## RECORDS FOR THE TASK
********************

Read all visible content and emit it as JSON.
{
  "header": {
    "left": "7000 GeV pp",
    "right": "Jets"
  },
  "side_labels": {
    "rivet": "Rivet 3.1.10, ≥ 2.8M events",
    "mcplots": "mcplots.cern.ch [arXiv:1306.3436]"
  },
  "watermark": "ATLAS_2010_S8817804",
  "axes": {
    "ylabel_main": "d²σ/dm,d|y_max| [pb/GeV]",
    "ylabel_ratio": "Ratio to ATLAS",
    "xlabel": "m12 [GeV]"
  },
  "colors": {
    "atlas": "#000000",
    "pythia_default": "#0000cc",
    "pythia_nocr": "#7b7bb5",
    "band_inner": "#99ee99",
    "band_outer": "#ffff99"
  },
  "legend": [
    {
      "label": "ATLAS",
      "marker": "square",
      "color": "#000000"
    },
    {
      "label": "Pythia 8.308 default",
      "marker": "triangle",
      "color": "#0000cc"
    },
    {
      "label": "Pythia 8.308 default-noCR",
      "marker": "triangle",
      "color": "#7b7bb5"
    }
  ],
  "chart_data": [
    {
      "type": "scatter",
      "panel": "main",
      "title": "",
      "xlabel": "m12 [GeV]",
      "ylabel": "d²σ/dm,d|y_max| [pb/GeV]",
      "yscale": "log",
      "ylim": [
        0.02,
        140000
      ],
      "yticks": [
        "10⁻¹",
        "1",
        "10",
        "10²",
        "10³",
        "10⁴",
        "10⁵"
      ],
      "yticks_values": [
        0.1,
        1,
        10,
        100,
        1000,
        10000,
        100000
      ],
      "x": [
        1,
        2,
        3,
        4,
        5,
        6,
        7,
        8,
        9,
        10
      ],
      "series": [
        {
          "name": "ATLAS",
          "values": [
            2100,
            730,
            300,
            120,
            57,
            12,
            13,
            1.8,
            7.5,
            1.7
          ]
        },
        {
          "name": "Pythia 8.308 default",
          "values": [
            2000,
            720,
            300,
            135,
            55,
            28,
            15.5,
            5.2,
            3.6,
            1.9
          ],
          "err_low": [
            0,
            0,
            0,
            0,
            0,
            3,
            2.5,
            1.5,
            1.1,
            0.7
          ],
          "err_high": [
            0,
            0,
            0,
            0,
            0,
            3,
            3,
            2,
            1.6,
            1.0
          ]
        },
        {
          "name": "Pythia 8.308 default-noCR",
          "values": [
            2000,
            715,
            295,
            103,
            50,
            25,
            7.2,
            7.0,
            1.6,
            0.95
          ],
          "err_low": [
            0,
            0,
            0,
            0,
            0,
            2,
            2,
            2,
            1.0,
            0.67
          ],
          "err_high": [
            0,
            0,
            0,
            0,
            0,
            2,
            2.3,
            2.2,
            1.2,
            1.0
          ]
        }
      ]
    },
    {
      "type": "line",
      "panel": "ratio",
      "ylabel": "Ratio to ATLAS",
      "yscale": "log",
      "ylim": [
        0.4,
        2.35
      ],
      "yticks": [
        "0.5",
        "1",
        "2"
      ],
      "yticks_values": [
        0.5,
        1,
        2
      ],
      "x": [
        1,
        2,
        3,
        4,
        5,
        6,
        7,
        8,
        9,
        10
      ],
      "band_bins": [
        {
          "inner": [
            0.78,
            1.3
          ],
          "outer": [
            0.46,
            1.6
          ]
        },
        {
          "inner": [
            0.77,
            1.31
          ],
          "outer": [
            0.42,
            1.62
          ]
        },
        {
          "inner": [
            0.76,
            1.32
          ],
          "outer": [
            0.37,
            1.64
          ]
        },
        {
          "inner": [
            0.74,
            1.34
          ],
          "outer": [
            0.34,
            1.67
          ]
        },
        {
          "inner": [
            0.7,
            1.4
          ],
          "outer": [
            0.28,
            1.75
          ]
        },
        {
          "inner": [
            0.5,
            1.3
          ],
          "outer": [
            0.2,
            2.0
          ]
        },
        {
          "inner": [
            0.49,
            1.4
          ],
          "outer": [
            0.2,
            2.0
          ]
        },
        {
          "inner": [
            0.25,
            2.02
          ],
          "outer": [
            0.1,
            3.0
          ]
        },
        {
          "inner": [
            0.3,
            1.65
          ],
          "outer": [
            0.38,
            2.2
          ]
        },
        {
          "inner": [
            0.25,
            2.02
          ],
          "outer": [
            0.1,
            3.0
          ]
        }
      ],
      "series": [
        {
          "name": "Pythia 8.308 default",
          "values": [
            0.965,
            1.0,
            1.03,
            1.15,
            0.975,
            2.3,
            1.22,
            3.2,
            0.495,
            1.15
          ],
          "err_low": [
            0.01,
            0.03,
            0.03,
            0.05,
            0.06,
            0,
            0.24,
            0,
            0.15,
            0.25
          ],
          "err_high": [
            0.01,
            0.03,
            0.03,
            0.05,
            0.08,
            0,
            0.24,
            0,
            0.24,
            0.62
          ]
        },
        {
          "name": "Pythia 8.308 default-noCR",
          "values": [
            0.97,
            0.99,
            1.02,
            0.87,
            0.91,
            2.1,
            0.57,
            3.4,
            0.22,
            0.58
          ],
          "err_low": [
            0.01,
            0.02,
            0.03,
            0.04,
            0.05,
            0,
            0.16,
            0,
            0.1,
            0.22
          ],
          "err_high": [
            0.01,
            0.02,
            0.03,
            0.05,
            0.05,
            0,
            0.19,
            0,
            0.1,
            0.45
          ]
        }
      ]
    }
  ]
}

********************

## EXERCISE DIRECTIONS
Copy out each line exactly as written.

## EXERCISE RESULT
Read all visible content and emit it as JSON.
{
  "header": {
    "left": "7000 GeV pp",
    "right": "Jets"
  },
  "side_labels": {
    "rivet": "Rivet 3.1.10, ≥ 2.8M events",
    "mcplots": "mcplots.cern.ch [arXiv:1306.3436]"
  },
  "watermark": "ATLAS_2010_S8817804",
  "axes": {
    "ylabel_main": "d²σ/dm,d|y_max| [pb/GeV]",
    "ylabel_ratio": "Ratio to ATLAS",
    "xlabel": "m12 [GeV]"
  },
  "colors": {
    "atlas": "#000000",
    "pythia_default": "#0000cc",
    "pythia_nocr": "#7b7bb5",
    "band_inner": "#99ee99",
    "band_outer": "#ffff99"
  },
  "legend": [
    {
      "label": "ATLAS",
      "marker": "square",
      "color": "#000000"
    },
    {
      "label": "Pythia 8.308 default",
      "marker": "triangle",
      "color": "#0000cc"
    },
    {
      "label": "Pythia 8.308 default-noCR",
      "marker": "triangle",
      "color": "#7b7bb5"
    }
  ],
  "chart_data": [
    {
      "type": "scatter",
      "panel": "main",
      "title": "",
      "xlabel": "m12 [GeV]",
      "ylabel": "d²σ/dm,d|y_max| [pb/GeV]",
      "yscale": "log",
      "ylim": [
        0.02,
        140000
      ],
      "yticks": [
        "10⁻¹",
        "1",
        "10",
        "10²",
        "10³",
        "10⁴",
        "10⁵"
      ],
      "yticks_values": [
        0.1,
        1,
        10,
        100,
        1000,
        10000,
        100000
      ],
      "x": [
        1,
        2,
        3,
        4,
        5,
        6,
        7,
        8,
        9,
        10
      ],
      "series": [
        {
          "name": "ATLAS",
          "values": [
            2100,
            730,
            300,
            120,
            57,
            12,
            13,
            1.8,
            7.5,
            1.7
          ]
        },
        {
          "name": "Pythia 8.308 default",
          "values": [
            2000,
            720,
            300,
            135,
            55,
            28,
            15.5,
            5.2,
            3.6,
            1.9
          ],
          "err_low": [
            0,
            0,
            0,
            0,
            0,
            3,
            2.5,
            1.5,
            1.1,
            0.7
          ],
          "err_high": [
            0,
            0,
            0,
            0,
            0,
            3,
            3,
            2,
            1.6,
            1.0
          ]
        },
        {
          "name": "Pythia 8.308 default-noCR",
          "values": [
            2000,
            715,
            295,
            103,
            50,
            25,
            7.2,
            7.0,
            1.6,
            0.95
          ],
          "err_low": [
            0,
            0,
            0,
            0,
            0,
            2,
            2,
            2,
            1.0,
            0.67
          ],
          "err_high": [
            0,
            0,
            0,
            0,
            0,
            2,
            2.3,
            2.2,
            1.2,
            1.0
          ]
        }
      ]
    },
    {
      "type": "line",
      "panel": "ratio",
      "ylabel": "Ratio to ATLAS",
      "yscale": "log",
      "ylim": [
        0.4,
        2.35
      ],
      "yticks": [
        "0.5",
        "1",
        "2"
      ],
      "yticks_values": [
        0.5,
        1,
        2
      ],
      "x": [
        1,
        2,
        3,
        4,
        5,
        6,
        7,
        8,
        9,
        10
      ],
      "band_bins": [
        {
          "inner": [
            0.78,
            1.3
          ],
          "outer": [
            0.46,
            1.6
          ]
        },
        {
          "inner": [
            0.77,
            1.31
          ],
          "outer": [
            0.42,
            1.62
          ]
        },
        {
          "inner": [
            0.76,
            1.32
          ],
          "outer": [
            0.37,
            1.64
          ]
        },
        {
          "inner": [
            0.74,
            1.34
          ],
          "outer": [
            0.34,
            1.67
          ]
        },
        {
          "inner": [
            0.7,
            1.4
          ],
          "outer": [
            0.28,
            1.75
          ]
        },
        {
          "inner": [
            0.5,
            1.3
          ],
          "outer": [
            0.2,
            2.0
          ]
        },
        {
          "inner": [
            0.49,
            1.4
          ],
          "outer": [
            0.2,
            2.0
          ]
        },
        {
          "inner": [
            0.25,
            2.02
          ],
          "outer": [
            0.1,
            3.0
          ]
        },
        {
          "inner": [
            0.3,
            1.65
          ],
          "outer": [
            0.38,
            2.2
          ]
        },
        {
          "inner": [
            0.25,
            2.02
          ],
          "outer": [
            0.1,
            3.0
          ]
        }
      ],
      "series": [
        {
          "name": "Pythia 8.308 default",
          "values": [
            0.965,
            1.0,
            1.03,
            1.15,
            0.975,
            2.3,
            1.22,
            3.2,
            0.495,
            1.15
          ],
          "err_low": [
            0.01,
            0.03,
            0.03,
            0.05,
            0.06,
            0,
            0.24,
            0,
            0.15,
            0.25
          ],
          "err_high": [
            0.01,
            0.03,
            0.03,
            0.05,
            0.08,
            0,
            0.24,
            0,
            0.24,
            0.62
          ]
        },
        {
          "name": "Pythia 8.308 default-noCR",
          "values": [
            0.97,
            0.99,
            1.02,
            0.87,
            0.91,
            2.1,
            0.57,
            3.4,
            0.22,
            0.58
          ],
          "err_low": [
            0.01,
            0.02,
            0.03,
            0.04,
            0.05,
            0,
            0.16,
            0,
            0.1,
            0.22
          ],
          "err_high": [
            0.01,
            0.02,
            0.03,
            0.05,
            0.05,
            0,
            0.19,
            0,
            0.1,
            0.45
          ]
        }
      ]
    }
  ]
}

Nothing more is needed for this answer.